• _Exercise goal_
Below is a set of records; print all of them exactly as written.

****

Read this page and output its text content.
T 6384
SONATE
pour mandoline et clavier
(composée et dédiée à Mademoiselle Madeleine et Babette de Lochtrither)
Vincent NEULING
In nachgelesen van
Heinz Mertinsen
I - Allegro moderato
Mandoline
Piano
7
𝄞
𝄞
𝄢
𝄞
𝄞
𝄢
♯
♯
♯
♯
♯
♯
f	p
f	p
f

****

• _Task answer_
Read this page and output its text content.
T 6384
SONATE
pour mandoline et clavier
(composée et dédiée à Mademoiselle Madeleine et Babette de Lochtrither)
Vincent NEULING
In nachgelesen van
Heinz Mertinsen
I - Allegro moderato
Mandoline
Piano
7
𝄞
𝄞
𝄢
𝄞
𝄞
𝄢
♯
♯
♯
♯
♯
♯
f	p
f	p
f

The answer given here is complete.